Фрагмент документа ::
===

В “Лондоне” снова возникает ощущение пространства сна и яви, кино и реальной жизни. История героя описывается внешне, о том, что он переживает на самом деле, нам остается только догадываться. В финале, когда, приземлившись на родной земле, Гена от переизбытка патриотических чувств плачет (“У Гены начинают дрожать губы, мокнут глаза, он шмыгает потихоньку носом. … Гена плачет. … Плачет все сильнее, не может сдержаться. … Взрослый мужик, нефиг тут реветь, хватит уже, успокойся. … Плачет, слезы текут, из носа сочится, весь размок. Родина. Родина!”), возникает ощущение окончательного отчуждения героя от реальности. Этот момент приземления неоднозначно звучит и в спектакле: герой Павла Городницкого как будто убеждает себя и зрителя в своем тотальном счастье, в том, что “ничего другого ему не надо”, оставляя публику только догадываться об истинных причинах слез. Финал “Лондона” также напоминает детский утренник. Звучит песня Александра Солодухи, герой поет (“он оказывается еще и очень неплохо поет”), публика подпевает, потому что “если вы беларус, то, скорее всего, знаете эту песню”.

Автор и режиссер в финале замыкают героя в привычное убаюкивающее безопасное пространство (“Гена живет точно так же, как и до поездки в Лондон”), из которого он никогда не выйдет, потому что не хочет сам. Но для зрителя благодаря карнавализации финала смысловое поле размыкается. Нам как будто предлагают выйти из своего соломенного домика в большой мир, не прятаться, не бежать от него, убеждая себя в глубоких патриотических чувствах, но самим по-взрослому дать этому миру оценку и определить свое место в нем.

Максим Досько ставит под вопрос, перечеркивает (в посвящении) слово патриотизм и выводит — космополитизм, потому что то, что навязывают под понятием патриотизма, кажется ему манипуляцией, а не тем, что испытываешь к родному месту на самом деле. В разных текстах автора постоянно звучит отсылка к человечеству вообще, не в абстрактном смысле, а как понимание себя как части чего-то бесконечно огромного, космического. Эту же тему он развивает в своем следующем тексте “Секонд хэнд”, где размыкание локального, ощущение какого-то глобального конца становится видимым еще больше.

Потому что банален не только наш апокалипсис. В реальном измерении (не в кино) апокалипсис банален везде.

Мир болен, по-разному и в разной степени. А те события, которые происходят в последнее время, в принципе ставят под сомнение веру в какой-либо прогресс. Остается только надеяться, что это происходит не на Земле № 1, потому что так там быть не может. Это на Титане, где обитают простейшие организмы, которым еще предстоит развиваться.

Но эта надежда — не высокомерное осуждение или способ принять и полюбить человека и мир несовершенных. В спектакле “Земля № 2” нет резких суждений и оценок, и это отличает его от других спектаклей Беларусского свободного театра о беларусской повседневности. Похожая интонация звучала в их постановке “Родные и близкие” по Константину Стешику, в которой о смерти и насилии рассказывали с определенной дистанции. Максим Досько и Владимир Щербань вместе с актерами пытаются обнаружить правду как раз в этом пространстве “между”, одновременно отчуждаясь от реальности и чувствуя свою непосредственную причастность к ней. Это и позволяет создать ощущение спектакля — космического корабля, который отправился в неизвестное пространство в поисках человека земного.

===

(Данные разбора макета страницы)
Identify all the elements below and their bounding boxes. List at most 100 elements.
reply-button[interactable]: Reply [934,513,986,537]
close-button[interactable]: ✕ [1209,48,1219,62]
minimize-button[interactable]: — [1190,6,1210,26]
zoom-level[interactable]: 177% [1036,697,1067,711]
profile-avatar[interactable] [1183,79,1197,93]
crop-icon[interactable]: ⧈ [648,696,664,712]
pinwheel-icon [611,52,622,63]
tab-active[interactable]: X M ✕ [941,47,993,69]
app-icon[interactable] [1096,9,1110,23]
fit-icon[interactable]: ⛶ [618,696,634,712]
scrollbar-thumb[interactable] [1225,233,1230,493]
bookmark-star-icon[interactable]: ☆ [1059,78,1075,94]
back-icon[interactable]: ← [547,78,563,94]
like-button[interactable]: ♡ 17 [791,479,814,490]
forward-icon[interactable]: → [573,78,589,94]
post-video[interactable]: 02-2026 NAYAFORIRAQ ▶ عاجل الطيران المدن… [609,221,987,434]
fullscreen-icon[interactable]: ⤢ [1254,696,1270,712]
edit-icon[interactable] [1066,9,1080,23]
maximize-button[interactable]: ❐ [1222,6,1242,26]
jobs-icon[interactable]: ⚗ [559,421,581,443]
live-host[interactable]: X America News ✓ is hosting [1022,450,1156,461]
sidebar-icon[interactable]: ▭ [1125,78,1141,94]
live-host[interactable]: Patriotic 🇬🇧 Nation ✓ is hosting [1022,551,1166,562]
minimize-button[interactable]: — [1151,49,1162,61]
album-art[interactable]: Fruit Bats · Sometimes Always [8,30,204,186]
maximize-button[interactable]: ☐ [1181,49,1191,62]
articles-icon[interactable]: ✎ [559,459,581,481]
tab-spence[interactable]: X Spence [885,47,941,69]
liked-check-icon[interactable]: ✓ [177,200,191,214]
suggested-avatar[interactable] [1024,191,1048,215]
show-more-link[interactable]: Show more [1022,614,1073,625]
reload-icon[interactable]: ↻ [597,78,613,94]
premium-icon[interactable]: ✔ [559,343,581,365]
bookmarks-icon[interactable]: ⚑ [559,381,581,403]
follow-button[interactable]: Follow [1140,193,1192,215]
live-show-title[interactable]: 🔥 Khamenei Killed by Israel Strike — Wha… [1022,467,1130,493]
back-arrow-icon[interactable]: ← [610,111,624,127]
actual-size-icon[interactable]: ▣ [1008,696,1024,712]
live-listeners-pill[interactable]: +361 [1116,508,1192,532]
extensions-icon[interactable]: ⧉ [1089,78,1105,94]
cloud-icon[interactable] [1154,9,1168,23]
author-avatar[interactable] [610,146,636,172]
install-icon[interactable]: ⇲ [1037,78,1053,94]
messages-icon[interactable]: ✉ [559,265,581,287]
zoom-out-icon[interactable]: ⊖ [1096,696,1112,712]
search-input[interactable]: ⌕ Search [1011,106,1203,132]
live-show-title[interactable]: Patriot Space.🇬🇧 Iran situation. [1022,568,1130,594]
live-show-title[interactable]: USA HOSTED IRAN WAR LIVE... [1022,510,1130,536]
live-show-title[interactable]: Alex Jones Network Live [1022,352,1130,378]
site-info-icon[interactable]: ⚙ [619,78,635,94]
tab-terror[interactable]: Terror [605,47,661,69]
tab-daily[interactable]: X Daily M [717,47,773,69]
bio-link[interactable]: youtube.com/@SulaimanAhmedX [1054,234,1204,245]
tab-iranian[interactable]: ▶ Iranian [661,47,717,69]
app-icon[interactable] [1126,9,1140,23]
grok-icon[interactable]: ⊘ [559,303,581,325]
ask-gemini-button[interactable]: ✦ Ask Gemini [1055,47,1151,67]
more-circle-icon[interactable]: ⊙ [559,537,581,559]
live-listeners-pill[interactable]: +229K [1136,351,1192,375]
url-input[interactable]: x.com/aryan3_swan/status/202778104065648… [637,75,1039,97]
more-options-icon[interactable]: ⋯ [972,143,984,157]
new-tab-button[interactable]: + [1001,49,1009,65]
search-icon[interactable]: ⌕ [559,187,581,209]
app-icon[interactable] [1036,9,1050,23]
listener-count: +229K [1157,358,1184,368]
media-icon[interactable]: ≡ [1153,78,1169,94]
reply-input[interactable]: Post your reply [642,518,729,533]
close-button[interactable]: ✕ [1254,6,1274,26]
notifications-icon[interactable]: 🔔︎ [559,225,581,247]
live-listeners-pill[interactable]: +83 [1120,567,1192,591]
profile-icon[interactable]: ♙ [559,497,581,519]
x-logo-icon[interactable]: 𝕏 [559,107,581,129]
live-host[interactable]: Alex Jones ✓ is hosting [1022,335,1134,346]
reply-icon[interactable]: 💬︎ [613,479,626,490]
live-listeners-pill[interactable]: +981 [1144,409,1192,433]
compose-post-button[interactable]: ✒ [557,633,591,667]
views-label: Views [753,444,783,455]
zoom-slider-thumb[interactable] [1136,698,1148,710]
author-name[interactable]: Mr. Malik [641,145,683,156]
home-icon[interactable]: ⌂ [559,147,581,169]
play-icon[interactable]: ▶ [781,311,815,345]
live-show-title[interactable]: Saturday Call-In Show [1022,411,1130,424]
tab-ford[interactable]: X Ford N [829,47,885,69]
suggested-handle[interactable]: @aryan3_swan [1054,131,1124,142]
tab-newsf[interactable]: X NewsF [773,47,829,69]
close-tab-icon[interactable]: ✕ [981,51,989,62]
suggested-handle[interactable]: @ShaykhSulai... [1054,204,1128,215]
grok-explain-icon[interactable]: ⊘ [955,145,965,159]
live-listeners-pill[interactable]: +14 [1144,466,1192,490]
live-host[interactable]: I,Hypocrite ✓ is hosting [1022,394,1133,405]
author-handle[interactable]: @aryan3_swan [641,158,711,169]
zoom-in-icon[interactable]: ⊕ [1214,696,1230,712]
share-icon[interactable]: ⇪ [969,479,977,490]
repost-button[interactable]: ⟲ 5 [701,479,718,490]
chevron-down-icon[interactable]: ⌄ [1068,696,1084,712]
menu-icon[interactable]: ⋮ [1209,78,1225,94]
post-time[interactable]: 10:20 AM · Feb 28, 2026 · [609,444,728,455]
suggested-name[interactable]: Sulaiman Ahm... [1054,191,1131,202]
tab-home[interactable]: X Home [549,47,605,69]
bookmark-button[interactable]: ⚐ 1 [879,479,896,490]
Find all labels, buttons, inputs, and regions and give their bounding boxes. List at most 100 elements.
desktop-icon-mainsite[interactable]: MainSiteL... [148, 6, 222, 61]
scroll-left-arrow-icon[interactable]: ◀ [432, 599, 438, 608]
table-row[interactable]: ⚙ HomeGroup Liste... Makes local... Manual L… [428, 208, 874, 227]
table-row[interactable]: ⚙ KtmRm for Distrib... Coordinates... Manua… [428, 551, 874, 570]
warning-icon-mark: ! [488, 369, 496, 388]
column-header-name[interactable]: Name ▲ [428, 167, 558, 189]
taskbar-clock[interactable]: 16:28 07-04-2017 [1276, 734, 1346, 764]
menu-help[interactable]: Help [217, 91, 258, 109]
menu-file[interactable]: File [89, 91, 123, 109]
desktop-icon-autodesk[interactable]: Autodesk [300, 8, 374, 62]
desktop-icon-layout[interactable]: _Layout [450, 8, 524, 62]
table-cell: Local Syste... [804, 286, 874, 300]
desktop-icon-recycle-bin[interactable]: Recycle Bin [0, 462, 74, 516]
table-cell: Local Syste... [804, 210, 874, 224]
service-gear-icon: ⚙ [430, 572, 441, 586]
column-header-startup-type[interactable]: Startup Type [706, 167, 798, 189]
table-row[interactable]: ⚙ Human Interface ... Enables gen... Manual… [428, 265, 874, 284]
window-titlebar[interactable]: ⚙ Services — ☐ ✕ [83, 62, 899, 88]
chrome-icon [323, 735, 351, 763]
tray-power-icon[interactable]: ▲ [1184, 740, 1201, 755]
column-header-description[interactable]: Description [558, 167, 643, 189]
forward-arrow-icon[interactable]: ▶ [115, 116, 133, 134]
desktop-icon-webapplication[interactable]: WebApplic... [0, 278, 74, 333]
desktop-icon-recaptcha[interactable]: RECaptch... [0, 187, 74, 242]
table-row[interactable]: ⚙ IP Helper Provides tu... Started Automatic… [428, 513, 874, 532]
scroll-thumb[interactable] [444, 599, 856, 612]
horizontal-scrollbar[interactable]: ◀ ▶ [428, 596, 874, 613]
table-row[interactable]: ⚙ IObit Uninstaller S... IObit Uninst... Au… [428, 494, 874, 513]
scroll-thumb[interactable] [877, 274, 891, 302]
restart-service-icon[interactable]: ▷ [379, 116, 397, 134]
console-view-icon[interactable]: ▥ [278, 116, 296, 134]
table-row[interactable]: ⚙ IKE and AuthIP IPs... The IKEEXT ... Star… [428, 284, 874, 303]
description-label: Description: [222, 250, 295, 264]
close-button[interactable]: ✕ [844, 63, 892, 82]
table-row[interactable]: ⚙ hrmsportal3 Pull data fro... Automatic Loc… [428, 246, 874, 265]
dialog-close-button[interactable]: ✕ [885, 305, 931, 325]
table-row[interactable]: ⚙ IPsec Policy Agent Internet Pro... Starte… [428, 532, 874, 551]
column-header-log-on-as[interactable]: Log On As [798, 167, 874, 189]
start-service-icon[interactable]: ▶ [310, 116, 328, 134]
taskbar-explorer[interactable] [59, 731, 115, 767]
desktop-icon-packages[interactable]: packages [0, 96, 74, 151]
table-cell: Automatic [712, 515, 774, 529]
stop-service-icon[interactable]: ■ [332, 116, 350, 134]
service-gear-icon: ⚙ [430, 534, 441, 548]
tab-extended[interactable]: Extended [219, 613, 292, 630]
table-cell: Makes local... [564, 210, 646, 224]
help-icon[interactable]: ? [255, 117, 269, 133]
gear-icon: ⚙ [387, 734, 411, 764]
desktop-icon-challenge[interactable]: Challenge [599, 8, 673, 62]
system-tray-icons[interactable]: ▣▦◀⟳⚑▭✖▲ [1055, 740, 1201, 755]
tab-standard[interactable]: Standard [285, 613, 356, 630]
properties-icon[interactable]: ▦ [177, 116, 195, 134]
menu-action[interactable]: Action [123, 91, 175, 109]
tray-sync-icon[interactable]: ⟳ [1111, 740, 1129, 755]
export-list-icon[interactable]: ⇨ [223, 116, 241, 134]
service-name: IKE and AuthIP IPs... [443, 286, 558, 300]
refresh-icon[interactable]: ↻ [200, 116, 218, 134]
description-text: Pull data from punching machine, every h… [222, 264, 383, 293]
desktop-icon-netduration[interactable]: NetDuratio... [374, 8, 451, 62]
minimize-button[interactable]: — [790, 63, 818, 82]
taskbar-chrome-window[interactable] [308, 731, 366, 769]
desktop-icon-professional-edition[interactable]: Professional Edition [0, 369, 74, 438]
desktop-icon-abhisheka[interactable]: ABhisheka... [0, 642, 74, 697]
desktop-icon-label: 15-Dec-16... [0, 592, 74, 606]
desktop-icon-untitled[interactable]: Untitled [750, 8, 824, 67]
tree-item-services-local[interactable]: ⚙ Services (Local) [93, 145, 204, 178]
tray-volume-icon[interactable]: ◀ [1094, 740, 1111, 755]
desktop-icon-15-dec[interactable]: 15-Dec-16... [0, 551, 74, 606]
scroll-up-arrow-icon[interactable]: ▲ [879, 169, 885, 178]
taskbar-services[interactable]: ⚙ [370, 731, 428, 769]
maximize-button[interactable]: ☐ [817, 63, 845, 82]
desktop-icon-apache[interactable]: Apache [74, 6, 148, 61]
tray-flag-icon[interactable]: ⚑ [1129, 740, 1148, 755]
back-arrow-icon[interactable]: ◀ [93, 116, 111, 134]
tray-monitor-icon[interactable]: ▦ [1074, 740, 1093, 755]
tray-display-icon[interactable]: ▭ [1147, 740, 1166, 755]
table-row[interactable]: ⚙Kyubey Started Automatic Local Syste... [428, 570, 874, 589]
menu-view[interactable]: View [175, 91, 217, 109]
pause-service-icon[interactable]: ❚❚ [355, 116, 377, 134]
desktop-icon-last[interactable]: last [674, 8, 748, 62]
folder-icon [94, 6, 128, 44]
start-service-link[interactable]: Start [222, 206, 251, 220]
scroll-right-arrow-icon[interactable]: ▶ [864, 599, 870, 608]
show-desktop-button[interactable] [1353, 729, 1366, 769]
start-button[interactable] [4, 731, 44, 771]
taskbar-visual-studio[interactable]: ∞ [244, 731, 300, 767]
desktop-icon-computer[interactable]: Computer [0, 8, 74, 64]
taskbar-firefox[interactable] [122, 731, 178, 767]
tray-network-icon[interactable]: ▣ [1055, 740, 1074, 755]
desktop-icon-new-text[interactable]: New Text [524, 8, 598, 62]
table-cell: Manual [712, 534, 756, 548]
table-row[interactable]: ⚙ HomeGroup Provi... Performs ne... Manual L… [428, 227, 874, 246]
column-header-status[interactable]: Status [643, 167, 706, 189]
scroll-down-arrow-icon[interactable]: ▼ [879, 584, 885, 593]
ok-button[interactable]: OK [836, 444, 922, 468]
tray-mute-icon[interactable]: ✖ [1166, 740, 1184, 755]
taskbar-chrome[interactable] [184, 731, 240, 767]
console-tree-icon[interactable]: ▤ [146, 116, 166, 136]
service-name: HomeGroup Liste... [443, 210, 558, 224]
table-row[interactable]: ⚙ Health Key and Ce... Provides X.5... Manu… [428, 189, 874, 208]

===

Задание ::
Ответьте на вопросы по фрагменту документа:
1. Чья песня звучит в финале «Лондона»?
2. Какое слово Максим Досько перечеркивает в посвящении и какое выводит вместо него?
3. По чьему тексту Беларусский свободный театр поставил «Родные и близкие»?
Эти записи взяты из другого источника.

Ожидаемый ответ ::
1. Песня Александра Солодухи.
2. Он перечеркивает слово «патриотизм» и выводит «космополитизм».
3. По тексту Константина Стешика.